**Aim of the task**
Search term "Nadu": please copy every line of the records below that contains it.

**Records shown**
--------

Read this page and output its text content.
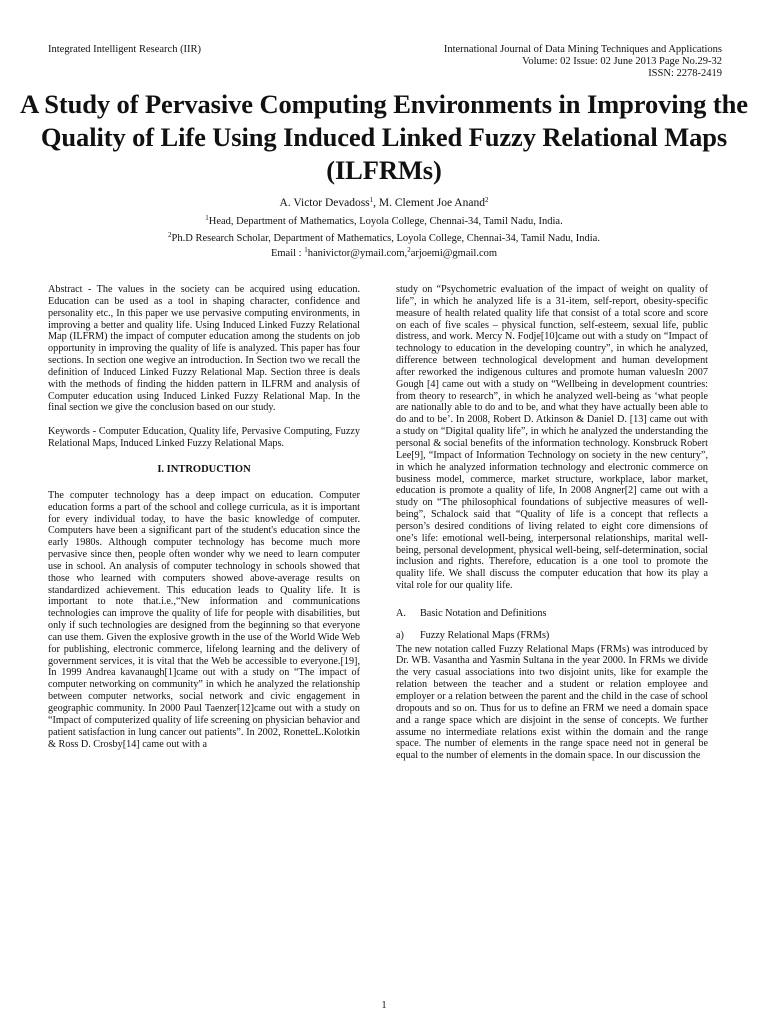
Integrated Intelligent Research (IIR)	International Journal of Data Mining Techniques and Applications
Volume: 02 Issue: 02 June 2013 Page No.29-32
ISSN: 2278-2419
A Study of Pervasive Computing Environments in Improving the Quality of Life Using Induced Linked Fuzzy Relational Maps (ILFRMs)
A. Victor Devadoss$^1$, M. Clement Joe Anand$^2$
$^1$Head, Department of Mathematics, Loyola College, Chennai-34, Tamil Nadu, India.
$^2$Ph.D Research Scholar, Department of Mathematics, Loyola College, Chennai-34, Tamil Nadu, India.
Email : $^1$hanivictor@ymail.com,$^2$arjoemi@gmail.com

Abstract - The values in the society can be acquired using education. Education can be used as a tool in shaping character, confidence and personality etc., In this paper we use pervasive computing environments, in improving a better and quality life. Using Induced Linked Fuzzy Relational Map (ILFRM) the impact of computer education among the students on job opportunity in improving the quality of life is analyzed. This paper has four sections. In section one wegive an introduction. In Section two we recall the definition of Induced Linked Fuzzy Relational Map. Section three is deals with the methods of finding the hidden pattern in ILFRM and analysis of Computer education using Induced Linked Fuzzy Relational Map. In the final section we give the conclusion based on our study.

Keywords - Computer Education, Quality life, Pervasive Computing, Fuzzy Relational Maps, Induced Linked Fuzzy Relational Maps.

I. INTRODUCTION

The computer technology has a deep impact on education. Computer education forms a part of the school and college curricula, as it is important for every individual today, to have the basic knowledge of computer. Computers have been a significant part of the student's education since the early 1980s. Although computer technology has become much more pervasive since then, people often wonder why we need to learn computer use in school. An analysis of computer technology in schools showed that those who learned with computers showed above-average results on standardized achievement. This education leads to Quality life. It is important to note that.i.e.,“New information and communications technologies can improve the quality of life for people with disabilities, but only if such technologies are designed from the beginning so that everyone can use them. Given the explosive growth in the use of the World Wide Web for publishing, electronic commerce, lifelong learning and the delivery of government services, it is vital that the Web be accessible to everyone.[19], In 1999 Andrea kavanaugh[1]came out with a study on “The impact of computer networking on community” in which he analyzed the relationship between computer networks, social network and civic engagement in geographic community. In 2000 Paul Taenzer[12]came out with a study on “Impact of computerized quality of life screening on physician behavior and patient satisfaction in lung cancer out patients”. In 2002, RonetteL.Kolotkin & Ross D. Crosby[14] came out with a

study on “Psychometric evaluation of the impact of weight on quality of life”, in which he analyzed life is a 31-item, self-report, obesity-specific measure of health related quality life that consist of a total score and score on each of five scales – physical function, self-esteem, sexual life, public distress, and work. Mercy N. Fodje[10]came out with a study on “Impact of technology to education in the developing country”, in which he analyzed, difference between technological development and human development after reworked the indigenous cultures and promote human valuesIn 2007 Gough [4] came out with a study on “Wellbeing in development countries: from theory to research”, in which he analyzed well-being as ‘what people are nationally able to do and to be, and what they have actually been able to do and to be’. In 2008, Robert D. Atkinson & Daniel D. [13] came out with a study on “Digital quality life”, in which he analyzed the understanding the personal & social benefits of the information technology. Konsbruck Robert Lee[9], “Impact of Information Technology on society in the new century”, in which he analyzed information technology and electronic commerce on business model, commerce, market structure, workplace, labor market, education is promote a quality of life, In 2008 Angner[2] came out with a study on “The philosophical foundations of subjective measures of well-being”, Schalock said that “Quality of life is a concept that reflects a person’s desired conditions of living related to eight core dimensions of one’s life: emotional well-being, interpersonal relationships, marital well-being, personal development, physical well-being, self-determination, social inclusion and rights. Therefore, education is a one tool to promote the quality life. We shall discuss the computer education that how its play a vital role for our quality life.

A. Basic Notation and Definitions
a) Fuzzy Relational Maps (FRMs)

The new notation called Fuzzy Relational Maps (FRMs) was introduced by Dr. WB. Vasantha and Yasmin Sultana in the year 2000. In FRMs we divide the very casual associations into two disjoint units, like for example the relation between the teacher and a student or relation employee and employer or a relation between the parent and the child in the case of school dropouts and so on. Thus for us to define an FRM we need a domain space and a range space which are disjoint in the sense of concepts. We further assume no intermediate relations exist within the domain and the range space. The number of elements in the range space need not in general be equal to the number of elements in the domain space. In our discussion the

1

--------

**Response to this exercise**
$^1$Head, Department of Mathematics, Loyola College, Chennai-34, Tamil Nadu, India.
$^2$Ph.D Research Scholar, Department of Mathematics, Loyola College, Chennai-34, Tamil Nadu, India.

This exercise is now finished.